Produce a word-for-word copy of the listing below without its pictures.

┌──

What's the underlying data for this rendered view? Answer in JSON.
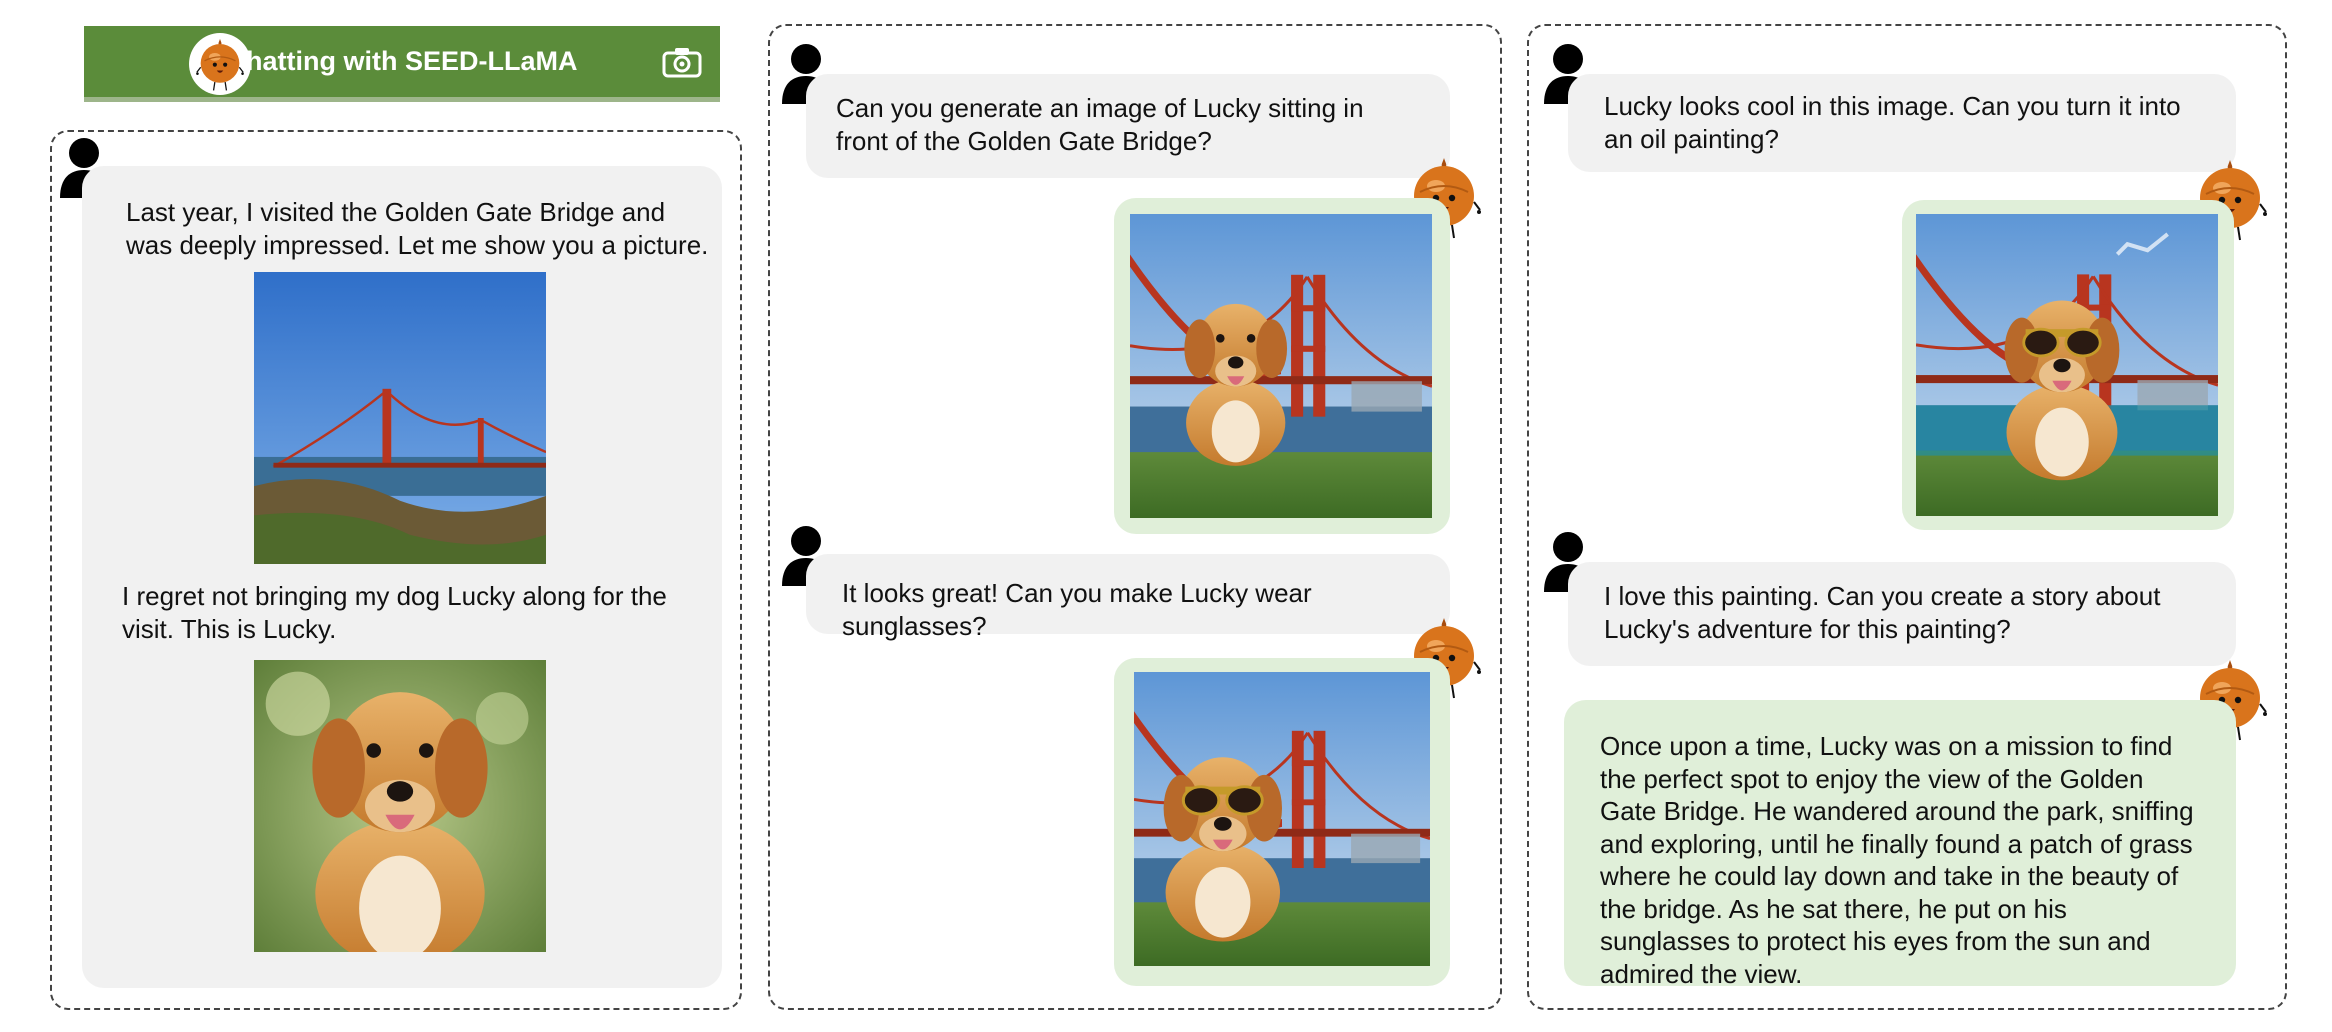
{
  "banner": {
    "title": "Chatting with SEED-LLaMA",
    "color": "#5b8c3a"
  },
  "panel1": {
    "message_part1": "Last year, I visited the Golden Gate Bridge and was deeply impressed. Let me show you a picture.",
    "message_part2": "I regret not bringing my dog Lucky along for the visit. This is Lucky.",
    "images": [
      "golden-gate-photo",
      "golden-retriever-photo"
    ]
  },
  "panel2": {
    "user_message_1": "Can you generate an image of Lucky sitting in front of the Golden Gate Bridge?",
    "user_message_2": "It looks great! Can you make Lucky wear sunglasses?",
    "images": [
      "lucky-bridge-generated",
      "lucky-sunglasses-generated"
    ]
  },
  "panel3": {
    "user_message_1": "Lucky looks cool in this image. Can you turn it into an oil painting?",
    "user_message_2": "I love this painting. Can you create a story about Lucky's adventure for this painting?",
    "bot_story": "Once upon a time, Lucky was on a mission to find the perfect spot to enjoy the view of the Golden Gate Bridge. He wandered around the park, sniffing and exploring, until he finally found a patch of grass where he could lay down and take in the beauty of the bridge. As he sat there, he put on his sunglasses to protect his eyes from the sun and admired the view.",
    "images": [
      "lucky-oil-painting"
    ]
  },
  "icons": [
    "user-avatar-icon",
    "seed-mascot-icon",
    "camera-icon"
  ],
  "colors": {
    "user_bubble": "#f1f1f1",
    "bot_bubble": "#e0efd9",
    "banner": "#5b8c3a"
  }
}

└──

Solution to the problem:
What's the underlying data for this rendered view? Answer in JSON.
{
  "banner": {
    "title": "Chatting with SEED-LLaMA",
    "color": "#5b8c3a"
  },
  "panel1": {
    "message_part1": "Last year, I visited the Golden Gate Bridge and was deeply impressed. Let me show you a picture.",
    "message_part2": "I regret not bringing my dog Lucky along for the visit. This is Lucky.",
    "images": [
      "golden-gate-photo",
      "golden-retriever-photo"
    ]
  },
  "panel2": {
    "user_message_1": "Can you generate an image of Lucky sitting in front of the Golden Gate Bridge?",
    "user_message_2": "It looks great! Can you make Lucky wear sunglasses?",
    "images": [
      "lucky-bridge-generated",
      "lucky-sunglasses-generated"
    ]
  },
  "panel3": {
    "user_message_1": "Lucky looks cool in this image. Can you turn it into an oil painting?",
    "user_message_2": "I love this painting. Can you create a story about Lucky's adventure for this painting?",
    "bot_story": "Once upon a time, Lucky was on a mission to find the perfect spot to enjoy the view of the Golden Gate Bridge. He wandered around the park, sniffing and exploring, until he finally found a patch of grass where he could lay down and take in the beauty of the bridge. As he sat there, he put on his sunglasses to protect his eyes from the sun and admired the view.",
    "images": [
      "lucky-oil-painting"
    ]
  },
  "icons": [
    "user-avatar-icon",
    "seed-mascot-icon",
    "camera-icon"
  ],
  "colors": {
    "user_bubble": "#f1f1f1",
    "bot_bubble": "#e0efd9",
    "banner": "#5b8c3a"
  }
}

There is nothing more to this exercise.